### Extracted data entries
-------------------------

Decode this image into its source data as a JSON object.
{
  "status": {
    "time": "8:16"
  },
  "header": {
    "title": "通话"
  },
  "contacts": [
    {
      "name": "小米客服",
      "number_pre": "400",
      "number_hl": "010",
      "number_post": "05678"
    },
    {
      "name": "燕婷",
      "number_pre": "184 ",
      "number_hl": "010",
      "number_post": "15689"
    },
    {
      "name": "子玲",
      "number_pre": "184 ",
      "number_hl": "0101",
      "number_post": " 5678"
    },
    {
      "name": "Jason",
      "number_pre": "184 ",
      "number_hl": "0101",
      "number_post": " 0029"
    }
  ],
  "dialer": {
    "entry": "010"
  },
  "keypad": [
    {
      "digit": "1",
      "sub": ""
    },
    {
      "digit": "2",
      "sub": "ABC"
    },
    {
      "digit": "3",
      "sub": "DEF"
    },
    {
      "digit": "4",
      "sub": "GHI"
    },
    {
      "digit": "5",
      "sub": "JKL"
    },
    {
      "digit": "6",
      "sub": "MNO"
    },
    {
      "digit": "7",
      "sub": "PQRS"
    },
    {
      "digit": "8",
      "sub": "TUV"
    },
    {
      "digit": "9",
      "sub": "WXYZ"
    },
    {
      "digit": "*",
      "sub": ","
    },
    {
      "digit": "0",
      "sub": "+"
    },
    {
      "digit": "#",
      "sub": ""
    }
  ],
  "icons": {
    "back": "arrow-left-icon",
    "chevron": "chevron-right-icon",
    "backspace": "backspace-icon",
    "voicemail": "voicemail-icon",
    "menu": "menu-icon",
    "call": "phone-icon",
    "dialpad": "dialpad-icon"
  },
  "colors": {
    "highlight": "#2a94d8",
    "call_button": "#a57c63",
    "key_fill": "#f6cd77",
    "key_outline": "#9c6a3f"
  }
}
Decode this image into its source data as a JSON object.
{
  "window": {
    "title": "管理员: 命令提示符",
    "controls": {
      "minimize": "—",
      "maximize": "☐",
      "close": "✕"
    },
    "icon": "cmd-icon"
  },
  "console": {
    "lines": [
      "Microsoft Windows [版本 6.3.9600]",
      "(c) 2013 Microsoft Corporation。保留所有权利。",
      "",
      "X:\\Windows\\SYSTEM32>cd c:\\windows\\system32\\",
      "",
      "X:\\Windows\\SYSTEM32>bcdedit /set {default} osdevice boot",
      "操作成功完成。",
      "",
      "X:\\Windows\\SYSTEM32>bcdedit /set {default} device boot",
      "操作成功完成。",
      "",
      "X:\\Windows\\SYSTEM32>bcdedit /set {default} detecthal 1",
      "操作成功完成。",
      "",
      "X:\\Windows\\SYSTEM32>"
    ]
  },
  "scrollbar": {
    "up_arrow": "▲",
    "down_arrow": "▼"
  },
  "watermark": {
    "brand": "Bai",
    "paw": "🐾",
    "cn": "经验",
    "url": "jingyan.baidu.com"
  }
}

-------------------------

### Exercise
Each record above should be repeated exactly as it appears.

### Task result
Decode this image into its source data as a JSON object.
{
  "status": {
    "time": "8:16"
  },
  "header": {
    "title": "通话"
  },
  "contacts": [
    {
      "name": "小米客服",
      "number_pre": "400",
      "number_hl": "010",
      "number_post": "05678"
    },
    {
      "name": "燕婷",
      "number_pre": "184 ",
      "number_hl": "010",
      "number_post": "15689"
    },
    {
      "name": "子玲",
      "number_pre": "184 ",
      "number_hl": "0101",
      "number_post": " 5678"
    },
    {
      "name": "Jason",
      "number_pre": "184 ",
      "number_hl": "0101",
      "number_post": " 0029"
    }
  ],
  "dialer": {
    "entry": "010"
  },
  "keypad": [
    {
      "digit": "1",
      "sub": ""
    },
    {
      "digit": "2",
      "sub": "ABC"
    },
    {
      "digit": "3",
      "sub": "DEF"
    },
    {
      "digit": "4",
      "sub": "GHI"
    },
    {
      "digit": "5",
      "sub": "JKL"
    },
    {
      "digit": "6",
      "sub": "MNO"
    },
    {
      "digit": "7",
      "sub": "PQRS"
    },
    {
      "digit": "8",
      "sub": "TUV"
    },
    {
      "digit": "9",
      "sub": "WXYZ"
    },
    {
      "digit": "*",
      "sub": ","
    },
    {
      "digit": "0",
      "sub": "+"
    },
    {
      "digit": "#",
      "sub": ""
    }
  ],
  "icons": {
    "back": "arrow-left-icon",
    "chevron": "chevron-right-icon",
    "backspace": "backspace-icon",
    "voicemail": "voicemail-icon",
    "menu": "menu-icon",
    "call": "phone-icon",
    "dialpad": "dialpad-icon"
  },
  "colors": {
    "highlight": "#2a94d8",
    "call_button": "#a57c63",
    "key_fill": "#f6cd77",
    "key_outline": "#9c6a3f"
  }
}
Decode this image into its source data as a JSON object.
{
  "window": {
    "title": "管理员: 命令提示符",
    "controls": {
      "minimize": "—",
      "maximize": "☐",
      "close": "✕"
    },
    "icon": "cmd-icon"
  },
  "console": {
    "lines": [
      "Microsoft Windows [版本 6.3.9600]",
      "(c) 2013 Microsoft Corporation。保留所有权利。",
      "",
      "X:\\Windows\\SYSTEM32>cd c:\\windows\\system32\\",
      "",
      "X:\\Windows\\SYSTEM32>bcdedit /set {default} osdevice boot",
      "操作成功完成。",
      "",
      "X:\\Windows\\SYSTEM32>bcdedit /set {default} device boot",
      "操作成功完成。",
      "",
      "X:\\Windows\\SYSTEM32>bcdedit /set {default} detecthal 1",
      "操作成功完成。",
      "",
      "X:\\Windows\\SYSTEM32>"
    ]
  },
  "scrollbar": {
    "up_arrow": "▲",
    "down_arrow": "▼"
  },
  "watermark": {
    "brand": "Bai",
    "paw": "🐾",
    "cn": "经验",
    "url": "jingyan.baidu.com"
  }
}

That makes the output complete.